Work required:
Reproduce the records below in their entirety, character for character.
# start of Listing
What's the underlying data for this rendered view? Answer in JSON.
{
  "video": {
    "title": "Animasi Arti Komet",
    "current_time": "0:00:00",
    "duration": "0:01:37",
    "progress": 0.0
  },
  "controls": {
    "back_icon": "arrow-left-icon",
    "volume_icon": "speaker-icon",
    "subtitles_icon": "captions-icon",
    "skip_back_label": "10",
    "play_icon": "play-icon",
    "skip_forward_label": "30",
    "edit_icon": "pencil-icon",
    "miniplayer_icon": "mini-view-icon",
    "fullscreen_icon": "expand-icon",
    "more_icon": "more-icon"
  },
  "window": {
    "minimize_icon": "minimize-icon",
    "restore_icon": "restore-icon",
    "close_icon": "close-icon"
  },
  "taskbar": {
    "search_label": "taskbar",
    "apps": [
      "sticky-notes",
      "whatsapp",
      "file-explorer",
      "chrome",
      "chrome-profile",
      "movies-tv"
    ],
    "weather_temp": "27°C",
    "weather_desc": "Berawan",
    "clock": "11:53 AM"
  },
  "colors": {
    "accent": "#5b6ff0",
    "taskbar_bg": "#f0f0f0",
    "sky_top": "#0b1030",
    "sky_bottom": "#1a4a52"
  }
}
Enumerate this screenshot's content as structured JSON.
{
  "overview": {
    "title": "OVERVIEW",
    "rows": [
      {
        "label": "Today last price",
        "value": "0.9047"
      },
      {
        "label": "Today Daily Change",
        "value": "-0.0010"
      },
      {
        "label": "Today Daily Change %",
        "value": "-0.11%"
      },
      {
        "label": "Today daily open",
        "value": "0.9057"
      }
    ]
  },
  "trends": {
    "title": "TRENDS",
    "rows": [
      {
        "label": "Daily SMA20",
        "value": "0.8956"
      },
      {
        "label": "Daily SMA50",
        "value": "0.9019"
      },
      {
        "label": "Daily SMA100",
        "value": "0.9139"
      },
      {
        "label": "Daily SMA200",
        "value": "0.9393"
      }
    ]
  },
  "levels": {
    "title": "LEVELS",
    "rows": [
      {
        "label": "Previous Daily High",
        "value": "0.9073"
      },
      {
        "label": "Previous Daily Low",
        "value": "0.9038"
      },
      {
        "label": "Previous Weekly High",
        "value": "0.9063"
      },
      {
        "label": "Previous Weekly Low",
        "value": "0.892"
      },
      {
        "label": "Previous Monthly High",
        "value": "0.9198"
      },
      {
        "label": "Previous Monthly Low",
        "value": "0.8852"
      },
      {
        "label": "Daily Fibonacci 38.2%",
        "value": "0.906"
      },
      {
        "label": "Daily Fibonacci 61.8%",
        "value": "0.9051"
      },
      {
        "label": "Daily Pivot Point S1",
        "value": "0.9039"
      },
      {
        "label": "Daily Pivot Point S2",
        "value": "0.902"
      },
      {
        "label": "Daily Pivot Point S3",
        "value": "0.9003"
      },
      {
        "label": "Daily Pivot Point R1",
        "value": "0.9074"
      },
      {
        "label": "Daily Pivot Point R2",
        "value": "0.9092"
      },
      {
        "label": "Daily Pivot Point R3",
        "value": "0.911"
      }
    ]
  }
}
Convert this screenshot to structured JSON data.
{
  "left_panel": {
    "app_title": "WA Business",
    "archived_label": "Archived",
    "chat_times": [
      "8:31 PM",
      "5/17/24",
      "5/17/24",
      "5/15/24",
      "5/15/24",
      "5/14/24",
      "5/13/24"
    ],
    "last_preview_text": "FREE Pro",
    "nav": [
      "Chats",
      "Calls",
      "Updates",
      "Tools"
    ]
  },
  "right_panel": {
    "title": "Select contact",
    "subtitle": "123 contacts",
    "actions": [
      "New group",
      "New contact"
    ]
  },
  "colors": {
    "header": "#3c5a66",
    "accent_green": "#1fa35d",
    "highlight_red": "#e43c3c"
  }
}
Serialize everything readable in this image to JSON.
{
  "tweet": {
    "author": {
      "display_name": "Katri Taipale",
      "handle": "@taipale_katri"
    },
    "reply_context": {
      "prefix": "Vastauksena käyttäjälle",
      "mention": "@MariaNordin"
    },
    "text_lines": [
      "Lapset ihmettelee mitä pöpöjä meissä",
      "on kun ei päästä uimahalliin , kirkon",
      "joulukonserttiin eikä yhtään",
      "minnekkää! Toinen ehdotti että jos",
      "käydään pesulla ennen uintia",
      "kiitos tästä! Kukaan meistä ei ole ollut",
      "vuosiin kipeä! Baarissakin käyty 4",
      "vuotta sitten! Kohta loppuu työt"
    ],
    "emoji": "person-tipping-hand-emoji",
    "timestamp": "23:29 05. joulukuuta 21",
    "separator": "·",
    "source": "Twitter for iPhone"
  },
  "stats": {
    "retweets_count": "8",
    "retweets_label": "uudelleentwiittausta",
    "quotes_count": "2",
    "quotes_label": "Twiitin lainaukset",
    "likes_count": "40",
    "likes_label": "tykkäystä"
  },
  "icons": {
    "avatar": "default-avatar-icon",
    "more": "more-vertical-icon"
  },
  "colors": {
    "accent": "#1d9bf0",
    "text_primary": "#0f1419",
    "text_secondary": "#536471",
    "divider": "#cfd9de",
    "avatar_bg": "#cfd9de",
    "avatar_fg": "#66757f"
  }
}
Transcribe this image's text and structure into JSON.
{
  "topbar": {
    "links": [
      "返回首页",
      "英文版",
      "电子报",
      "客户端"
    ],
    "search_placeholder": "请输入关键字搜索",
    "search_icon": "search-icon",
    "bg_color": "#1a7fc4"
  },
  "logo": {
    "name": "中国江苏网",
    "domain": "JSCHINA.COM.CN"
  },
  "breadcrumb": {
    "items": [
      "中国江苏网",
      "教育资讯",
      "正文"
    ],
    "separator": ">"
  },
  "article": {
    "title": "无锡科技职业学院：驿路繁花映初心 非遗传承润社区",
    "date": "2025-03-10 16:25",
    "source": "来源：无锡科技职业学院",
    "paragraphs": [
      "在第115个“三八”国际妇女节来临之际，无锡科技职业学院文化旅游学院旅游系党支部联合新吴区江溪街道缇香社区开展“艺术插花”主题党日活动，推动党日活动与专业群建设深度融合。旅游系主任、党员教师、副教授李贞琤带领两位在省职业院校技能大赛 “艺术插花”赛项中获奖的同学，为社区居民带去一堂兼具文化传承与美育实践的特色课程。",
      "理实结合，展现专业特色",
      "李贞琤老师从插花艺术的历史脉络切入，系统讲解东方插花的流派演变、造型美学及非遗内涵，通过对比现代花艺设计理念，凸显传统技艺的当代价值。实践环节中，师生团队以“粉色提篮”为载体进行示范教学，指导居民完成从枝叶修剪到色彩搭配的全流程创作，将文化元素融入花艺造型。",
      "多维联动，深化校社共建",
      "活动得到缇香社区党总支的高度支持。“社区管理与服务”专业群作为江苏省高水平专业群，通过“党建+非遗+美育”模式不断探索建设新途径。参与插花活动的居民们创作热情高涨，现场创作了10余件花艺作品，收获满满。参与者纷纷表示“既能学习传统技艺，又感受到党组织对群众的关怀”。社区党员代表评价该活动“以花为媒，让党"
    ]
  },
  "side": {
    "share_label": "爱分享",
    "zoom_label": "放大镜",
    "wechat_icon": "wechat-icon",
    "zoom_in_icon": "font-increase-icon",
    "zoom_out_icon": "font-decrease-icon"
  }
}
# end of Listing
Solution:
What's the underlying data for this rendered view? Answer in JSON.
{
  "video": {
    "title": "Animasi Arti Komet",
    "current_time": "0:00:00",
    "duration": "0:01:37",
    "progress": 0.0
  },
  "controls": {
    "back_icon": "arrow-left-icon",
    "volume_icon": "speaker-icon",
    "subtitles_icon": "captions-icon",
    "skip_back_label": "10",
    "play_icon": "play-icon",
    "skip_forward_label": "30",
    "edit_icon": "pencil-icon",
    "miniplayer_icon": "mini-view-icon",
    "fullscreen_icon": "expand-icon",
    "more_icon": "more-icon"
  },
  "window": {
    "minimize_icon": "minimize-icon",
    "restore_icon": "restore-icon",
    "close_icon": "close-icon"
  },
  "taskbar": {
    "search_label": "taskbar",
    "apps": [
      "sticky-notes",
      "whatsapp",
      "file-explorer",
      "chrome",
      "chrome-profile",
      "movies-tv"
    ],
    "weather_temp": "27°C",
    "weather_desc": "Berawan",
    "clock": "11:53 AM"
  },
  "colors": {
    "accent": "#5b6ff0",
    "taskbar_bg": "#f0f0f0",
    "sky_top": "#0b1030",
    "sky_bottom": "#1a4a52"
  }
}
Enumerate this screenshot's content as structured JSON.
{
  "overview": {
    "title": "OVERVIEW",
    "rows": [
      {
        "label": "Today last price",
        "value": "0.9047"
      },
      {
        "label": "Today Daily Change",
        "value": "-0.0010"
      },
      {
        "label": "Today Daily Change %",
        "value": "-0.11%"
      },
      {
        "label": "Today daily open",
        "value": "0.9057"
      }
    ]
  },
  "trends": {
    "title": "TRENDS",
    "rows": [
      {
        "label": "Daily SMA20",
        "value": "0.8956"
      },
      {
        "label": "Daily SMA50",
        "value": "0.9019"
      },
      {
        "label": "Daily SMA100",
        "value": "0.9139"
      },
      {
        "label": "Daily SMA200",
        "value": "0.9393"
      }
    ]
  },
  "levels": {
    "title": "LEVELS",
    "rows": [
      {
        "label": "Previous Daily High",
        "value": "0.9073"
      },
      {
        "label": "Previous Daily Low",
        "value": "0.9038"
      },
      {
        "label": "Previous Weekly High",
        "value": "0.9063"
      },
      {
        "label": "Previous Weekly Low",
        "value": "0.892"
      },
      {
        "label": "Previous Monthly High",
        "value": "0.9198"
      },
      {
        "label": "Previous Monthly Low",
        "value": "0.8852"
      },
      {
        "label": "Daily Fibonacci 38.2%",
        "value": "0.906"
      },
      {
        "label": "Daily Fibonacci 61.8%",
        "value": "0.9051"
      },
      {
        "label": "Daily Pivot Point S1",
        "value": "0.9039"
      },
      {
        "label": "Daily Pivot Point S2",
        "value": "0.902"
      },
      {
        "label": "Daily Pivot Point S3",
        "value": "0.9003"
      },
      {
        "label": "Daily Pivot Point R1",
        "value": "0.9074"
      },
      {
        "label": "Daily Pivot Point R2",
        "value": "0.9092"
      },
      {
        "label": "Daily Pivot Point R3",
        "value": "0.911"
      }
    ]
  }
}
Convert this screenshot to structured JSON data.
{
  "left_panel": {
    "app_title": "WA Business",
    "archived_label": "Archived",
    "chat_times": [
      "8:31 PM",
      "5/17/24",
      "5/17/24",
      "5/15/24",
      "5/15/24",
      "5/14/24",
      "5/13/24"
    ],
    "last_preview_text": "FREE Pro",
    "nav": [
      "Chats",
      "Calls",
      "Updates",
      "Tools"
    ]
  },
  "right_panel": {
    "title": "Select contact",
    "subtitle": "123 contacts",
    "actions": [
      "New group",
      "New contact"
    ]
  },
  "colors": {
    "header": "#3c5a66",
    "accent_green": "#1fa35d",
    "highlight_red": "#e43c3c"
  }
}
Serialize everything readable in this image to JSON.
{
  "tweet": {
    "author": {
      "display_name": "Katri Taipale",
      "handle": "@taipale_katri"
    },
    "reply_context": {
      "prefix": "Vastauksena käyttäjälle",
      "mention": "@MariaNordin"
    },
    "text_lines": [
      "Lapset ihmettelee mitä pöpöjä meissä",
      "on kun ei päästä uimahalliin , kirkon",
      "joulukonserttiin eikä yhtään",
      "minnekkää! Toinen ehdotti että jos",
      "käydään pesulla ennen uintia",
      "kiitos tästä! Kukaan meistä ei ole ollut",
      "vuosiin kipeä! Baarissakin käyty 4",
      "vuotta sitten! Kohta loppuu työt"
    ],
    "emoji": "person-tipping-hand-emoji",
    "timestamp": "23:29 05. joulukuuta 21",
    "separator": "·",
    "source": "Twitter for iPhone"
  },
  "stats": {
    "retweets_count": "8",
    "retweets_label": "uudelleentwiittausta",
    "quotes_count": "2",
    "quotes_label": "Twiitin lainaukset",
    "likes_count": "40",
    "likes_label": "tykkäystä"
  },
  "icons": {
    "avatar": "default-avatar-icon",
    "more": "more-vertical-icon"
  },
  "colors": {
    "accent": "#1d9bf0",
    "text_primary": "#0f1419",
    "text_secondary": "#536471",
    "divider": "#cfd9de",
    "avatar_bg": "#cfd9de",
    "avatar_fg": "#66757f"
  }
}
Transcribe this image's text and structure into JSON.
{
  "topbar": {
    "links": [
      "返回首页",
      "英文版",
      "电子报",
      "客户端"
    ],
    "search_placeholder": "请输入关键字搜索",
    "search_icon": "search-icon",
    "bg_color": "#1a7fc4"
  },
  "logo": {
    "name": "中国江苏网",
    "domain": "JSCHINA.COM.CN"
  },
  "breadcrumb": {
    "items": [
      "中国江苏网",
      "教育资讯",
      "正文"
    ],
    "separator": ">"
  },
  "article": {
    "title": "无锡科技职业学院：驿路繁花映初心 非遗传承润社区",
    "date": "2025-03-10 16:25",
    "source": "来源：无锡科技职业学院",
    "paragraphs": [
      "在第115个“三八”国际妇女节来临之际，无锡科技职业学院文化旅游学院旅游系党支部联合新吴区江溪街道缇香社区开展“艺术插花”主题党日活动，推动党日活动与专业群建设深度融合。旅游系主任、党员教师、副教授李贞琤带领两位在省职业院校技能大赛 “艺术插花”赛项中获奖的同学，为社区居民带去一堂兼具文化传承与美育实践的特色课程。",
      "理实结合，展现专业特色",
      "李贞琤老师从插花艺术的历史脉络切入，系统讲解东方插花的流派演变、造型美学及非遗内涵，通过对比现代花艺设计理念，凸显传统技艺的当代价值。实践环节中，师生团队以“粉色提篮”为载体进行示范教学，指导居民完成从枝叶修剪到色彩搭配的全流程创作，将文化元素融入花艺造型。",
      "多维联动，深化校社共建",
      "活动得到缇香社区党总支的高度支持。“社区管理与服务”专业群作为江苏省高水平专业群，通过“党建+非遗+美育”模式不断探索建设新途径。参与插花活动的居民们创作热情高涨，现场创作了10余件花艺作品，收获满满。参与者纷纷表示“既能学习传统技艺，又感受到党组织对群众的关怀”。社区党员代表评价该活动“以花为媒，让党"
    ]
  },
  "side": {
    "share_label": "爱分享",
    "zoom_label": "放大镜",
    "wechat_icon": "wechat-icon",
    "zoom_in_icon": "font-increase-icon",
    "zoom_out_icon": "font-decrease-icon"
  }
}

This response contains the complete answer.